**Objective**
Without the pictures, give the entries below again exactly as written.

[start]

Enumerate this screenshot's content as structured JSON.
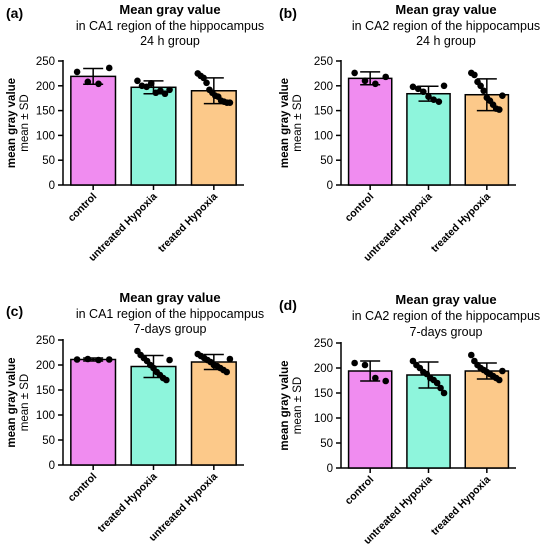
{
  "chart_data": [
    {
      "type": "bar",
      "panel_label": "(a)",
      "title": "Mean gray value",
      "subtitle": "in CA1 region of the hippocampus",
      "group": "24 h group",
      "ylabel": "mean gray value",
      "ylabel_sub": "mean ± SD",
      "ylim": [
        0,
        250
      ],
      "yticks": [
        0,
        50,
        100,
        150,
        200,
        250
      ],
      "categories": [
        "control",
        "untreated Hypoxia",
        "treated Hypoxia"
      ],
      "colors": [
        "#f08cf0",
        "#8ef5dc",
        "#fcc98a"
      ],
      "values": [
        219,
        197,
        190
      ],
      "sd": [
        16,
        13,
        26
      ],
      "points": [
        [
          228,
          208,
          204,
          236
        ],
        [
          210,
          200,
          198,
          205,
          186,
          190,
          184,
          192
        ],
        [
          225,
          220,
          216,
          206,
          192,
          186,
          180,
          178,
          170,
          168,
          166,
          166
        ]
      ]
    },
    {
      "type": "bar",
      "panel_label": "(b)",
      "title": "Mean gray value",
      "subtitle": "in CA2 region of the hippocampus",
      "group": "24 h group",
      "ylabel": "mean gray value",
      "ylabel_sub": "mean ± SD",
      "ylim": [
        0,
        250
      ],
      "yticks": [
        0,
        50,
        100,
        150,
        200,
        250
      ],
      "categories": [
        "control",
        "untreated Hypoxia",
        "treated Hypoxia"
      ],
      "colors": [
        "#f08cf0",
        "#8ef5dc",
        "#fcc98a"
      ],
      "values": [
        215,
        184,
        182
      ],
      "sd": [
        13,
        15,
        32
      ],
      "points": [
        [
          226,
          210,
          204,
          218
        ],
        [
          198,
          194,
          188,
          178,
          172,
          168,
          200
        ],
        [
          226,
          222,
          208,
          200,
          190,
          176,
          170,
          162,
          154,
          152,
          180
        ]
      ]
    },
    {
      "type": "bar",
      "panel_label": "(c)",
      "title": "Mean gray value",
      "subtitle": "in CA1 region of the hippocampus",
      "group": "7-days group",
      "ylabel": "mean gray value",
      "ylabel_sub": "mean ± SD",
      "ylim": [
        0,
        250
      ],
      "yticks": [
        0,
        50,
        100,
        150,
        200,
        250
      ],
      "categories": [
        "control",
        "treated Hypoxia",
        "untreated Hypoxia"
      ],
      "colors": [
        "#f08cf0",
        "#8ef5dc",
        "#fcc98a"
      ],
      "values": [
        211,
        197,
        206
      ],
      "sd": [
        3,
        22,
        15
      ],
      "points": [
        [
          211,
          212,
          210,
          211
        ],
        [
          228,
          220,
          214,
          208,
          200,
          194,
          186,
          180,
          174,
          170,
          210
        ],
        [
          222,
          218,
          214,
          210,
          206,
          200,
          198,
          194,
          190,
          186,
          212
        ]
      ]
    },
    {
      "type": "bar",
      "panel_label": "(d)",
      "title": "Mean gray value",
      "subtitle": "in CA2 region of the hippocampus",
      "group": "7-days group",
      "ylabel": "mean gray value",
      "ylabel_sub": "mean ± SD",
      "ylim": [
        0,
        250
      ],
      "yticks": [
        0,
        50,
        100,
        150,
        200,
        250
      ],
      "categories": [
        "control",
        "untreated Hypoxia",
        "treated Hypoxia"
      ],
      "colors": [
        "#f08cf0",
        "#8ef5dc",
        "#fcc98a"
      ],
      "values": [
        194,
        186,
        194
      ],
      "sd": [
        20,
        26,
        16
      ],
      "points": [
        [
          210,
          206,
          180,
          174
        ],
        [
          214,
          206,
          200,
          192,
          188,
          180,
          176,
          170,
          160,
          150
        ],
        [
          226,
          214,
          206,
          200,
          196,
          192,
          188,
          184,
          180,
          176,
          194
        ]
      ]
    }
  ]
}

[end]

**Response**
Enumerate this screenshot's content as structured JSON.
{
  "chart_data": [
    {
      "type": "bar",
      "panel_label": "(a)",
      "title": "Mean gray value",
      "subtitle": "in CA1 region of the hippocampus",
      "group": "24 h group",
      "ylabel": "mean gray value",
      "ylabel_sub": "mean ± SD",
      "ylim": [
        0,
        250
      ],
      "yticks": [
        0,
        50,
        100,
        150,
        200,
        250
      ],
      "categories": [
        "control",
        "untreated Hypoxia",
        "treated Hypoxia"
      ],
      "colors": [
        "#f08cf0",
        "#8ef5dc",
        "#fcc98a"
      ],
      "values": [
        219,
        197,
        190
      ],
      "sd": [
        16,
        13,
        26
      ],
      "points": [
        [
          228,
          208,
          204,
          236
        ],
        [
          210,
          200,
          198,
          205,
          186,
          190,
          184,
          192
        ],
        [
          225,
          220,
          216,
          206,
          192,
          186,
          180,
          178,
          170,
          168,
          166,
          166
        ]
      ]
    },
    {
      "type": "bar",
      "panel_label": "(b)",
      "title": "Mean gray value",
      "subtitle": "in CA2 region of the hippocampus",
      "group": "24 h group",
      "ylabel": "mean gray value",
      "ylabel_sub": "mean ± SD",
      "ylim": [
        0,
        250
      ],
      "yticks": [
        0,
        50,
        100,
        150,
        200,
        250
      ],
      "categories": [
        "control",
        "untreated Hypoxia",
        "treated Hypoxia"
      ],
      "colors": [
        "#f08cf0",
        "#8ef5dc",
        "#fcc98a"
      ],
      "values": [
        215,
        184,
        182
      ],
      "sd": [
        13,
        15,
        32
      ],
      "points": [
        [
          226,
          210,
          204,
          218
        ],
        [
          198,
          194,
          188,
          178,
          172,
          168,
          200
        ],
        [
          226,
          222,
          208,
          200,
          190,
          176,
          170,
          162,
          154,
          152,
          180
        ]
      ]
    },
    {
      "type": "bar",
      "panel_label": "(c)",
      "title": "Mean gray value",
      "subtitle": "in CA1 region of the hippocampus",
      "group": "7-days group",
      "ylabel": "mean gray value",
      "ylabel_sub": "mean ± SD",
      "ylim": [
        0,
        250
      ],
      "yticks": [
        0,
        50,
        100,
        150,
        200,
        250
      ],
      "categories": [
        "control",
        "treated Hypoxia",
        "untreated Hypoxia"
      ],
      "colors": [
        "#f08cf0",
        "#8ef5dc",
        "#fcc98a"
      ],
      "values": [
        211,
        197,
        206
      ],
      "sd": [
        3,
        22,
        15
      ],
      "points": [
        [
          211,
          212,
          210,
          211
        ],
        [
          228,
          220,
          214,
          208,
          200,
          194,
          186,
          180,
          174,
          170,
          210
        ],
        [
          222,
          218,
          214,
          210,
          206,
          200,
          198,
          194,
          190,
          186,
          212
        ]
      ]
    },
    {
      "type": "bar",
      "panel_label": "(d)",
      "title": "Mean gray value",
      "subtitle": "in CA2 region of the hippocampus",
      "group": "7-days group",
      "ylabel": "mean gray value",
      "ylabel_sub": "mean ± SD",
      "ylim": [
        0,
        250
      ],
      "yticks": [
        0,
        50,
        100,
        150,
        200,
        250
      ],
      "categories": [
        "control",
        "untreated Hypoxia",
        "treated Hypoxia"
      ],
      "colors": [
        "#f08cf0",
        "#8ef5dc",
        "#fcc98a"
      ],
      "values": [
        194,
        186,
        194
      ],
      "sd": [
        20,
        26,
        16
      ],
      "points": [
        [
          210,
          206,
          180,
          174
        ],
        [
          214,
          206,
          200,
          192,
          188,
          180,
          176,
          170,
          160,
          150
        ],
        [
          226,
          214,
          206,
          200,
          196,
          192,
          188,
          184,
          180,
          176,
          194
        ]
      ]
    }
  ]
}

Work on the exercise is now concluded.